■ **What you are asked to do**
All of the data should be repeated exactly; pictures are not part of the copy.

■ **Records supplied**
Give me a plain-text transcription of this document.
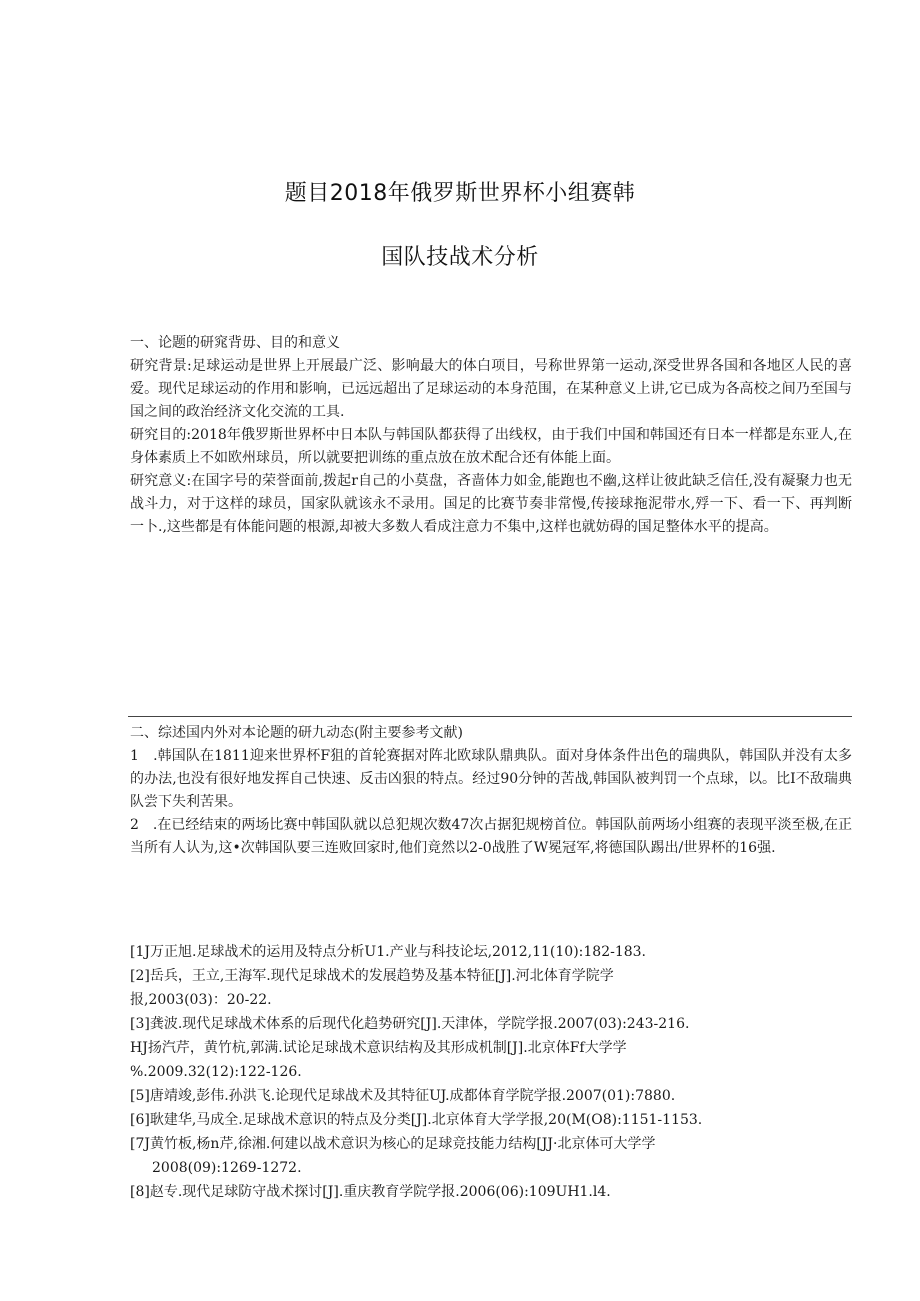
题目2018年俄罗斯世界杯小组赛韩
国队技战术分析

一、论题的研窕背毋、目的和意义

研究背景:足球运动是世界上开展最广泛、影响最大的体白项目，号称世界第一运动,深受世界各国和各地区人民的喜爱。现代足球运动的作用和影响，已远远超出了足球运动的本身范围，在某种意义上讲,它已成为各高校之间乃至国与国之间的政治经济文化交流的工具.

研究目的:2018年俄罗斯世界杯中日本队与韩国队都获得了出线权，由于我们中国和韩国还有日本一样都是东亚人,在身体素质上不如欧州球员，所以就要把训练的重点放在放术配合还有体能上面。

研究意义:在国字号的荣誉面前,拨起r自己的小莫盘，吝啬体力如金,能跑也不幽,这样让彼此缺乏信任,没有凝聚力也无战斗力，对于这样的球员，国家队就该永不录用。国足的比赛节奏非常慢,传接球拖泥带水,殍一下、看一下、再判断一卜.,这些都是有体能问题的根源,却被大多数人看成注意力不集中,这样也就妨碍的国足整体水平的提高。

二、综述国内外对本论题的研九动态(附主要参考文献)

1　.韩国队在1811迎来世界杯F狙的首轮赛据对阵北欧球队鼎典队。面对身体条件出色的瑞典队，韩国队并没有太多的办法,也没有很好地发挥自己快速、反击凶狠的特点。经过90分钟的苦战,韩国队被判罚一个点球，以。比I不敌瑞典队尝下失利苦果。

2　.在已经结束的两场比赛中韩国队就以总犯规次数47次占据犯规榜首位。韩国队前两场小组赛的表现平淡至极,在正当所有人认为,这•次韩国队要三连败回家时,他们竟然以2-0战胜了W冕冠军,将德国队踢出/世界杯的16强.

[1J万正旭.足球战术的运用及特点分析U1.产业与科技论坛,2012,11(10):182-183.

[2]岳兵，王立,王海军.现代足球战术的发展趋势及基本特征[J].河北体育学院学

报,2003(03)：20-22.

[3]龚波.现代足球战术体系的后现代化趋势研究[J].天津体，学院学报.2007(03):243-216.

HJ扬汽芹，黄竹杭,郭满.试论足球战术意识结构及其形成机制[J].北京体Ff大学学

%.2009.32(12):122-126.

[5]唐靖竣,彭伟.孙洪飞.论现代足球战术及其特征UJ.成都体育学院学报.2007(01):7880.

[6]耿建华,马成全.足球战术意识的特点及分类[J].北京体育大学学报,20(M(O8):1151-1153.

[7J黄竹板,杨n芹,徐湘.何建以战术意识为核心的足球竞技能力结构[JJ·北京体可大学学

2008(09):1269-1272.

[8]赵专.现代足球防守战术探讨[J].重庆教育学院学报.2006(06):109UH1.l4.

■ **Problem solution**
Give me a plain-text transcription of this document.
题目2018年俄罗斯世界杯小组赛韩
国队技战术分析

一、论题的研窕背毋、目的和意义

研究背景:足球运动是世界上开展最广泛、影响最大的体白项目，号称世界第一运动,深受世界各国和各地区人民的喜爱。现代足球运动的作用和影响，已远远超出了足球运动的本身范围，在某种意义上讲,它已成为各高校之间乃至国与国之间的政治经济文化交流的工具.

研究目的:2018年俄罗斯世界杯中日本队与韩国队都获得了出线权，由于我们中国和韩国还有日本一样都是东亚人,在身体素质上不如欧州球员，所以就要把训练的重点放在放术配合还有体能上面。

研究意义:在国字号的荣誉面前,拨起r自己的小莫盘，吝啬体力如金,能跑也不幽,这样让彼此缺乏信任,没有凝聚力也无战斗力，对于这样的球员，国家队就该永不录用。国足的比赛节奏非常慢,传接球拖泥带水,殍一下、看一下、再判断一卜.,这些都是有体能问题的根源,却被大多数人看成注意力不集中,这样也就妨碍的国足整体水平的提高。

二、综述国内外对本论题的研九动态(附主要参考文献)

1　.韩国队在1811迎来世界杯F狙的首轮赛据对阵北欧球队鼎典队。面对身体条件出色的瑞典队，韩国队并没有太多的办法,也没有很好地发挥自己快速、反击凶狠的特点。经过90分钟的苦战,韩国队被判罚一个点球，以。比I不敌瑞典队尝下失利苦果。

2　.在已经结束的两场比赛中韩国队就以总犯规次数47次占据犯规榜首位。韩国队前两场小组赛的表现平淡至极,在正当所有人认为,这•次韩国队要三连败回家时,他们竟然以2-0战胜了W冕冠军,将德国队踢出/世界杯的16强.

[1J万正旭.足球战术的运用及特点分析U1.产业与科技论坛,2012,11(10):182-183.

[2]岳兵，王立,王海军.现代足球战术的发展趋势及基本特征[J].河北体育学院学

报,2003(03)：20-22.

[3]龚波.现代足球战术体系的后现代化趋势研究[J].天津体，学院学报.2007(03):243-216.

HJ扬汽芹，黄竹杭,郭满.试论足球战术意识结构及其形成机制[J].北京体Ff大学学

%.2009.32(12):122-126.

[5]唐靖竣,彭伟.孙洪飞.论现代足球战术及其特征UJ.成都体育学院学报.2007(01):7880.

[6]耿建华,马成全.足球战术意识的特点及分类[J].北京体育大学学报,20(M(O8):1151-1153.

[7J黄竹板,杨n芹,徐湘.何建以战术意识为核心的足球竞技能力结构[JJ·北京体可大学学

2008(09):1269-1272.

[8]赵专.现代足球防守战术探讨[J].重庆教育学院学报.2006(06):109UH1.l4.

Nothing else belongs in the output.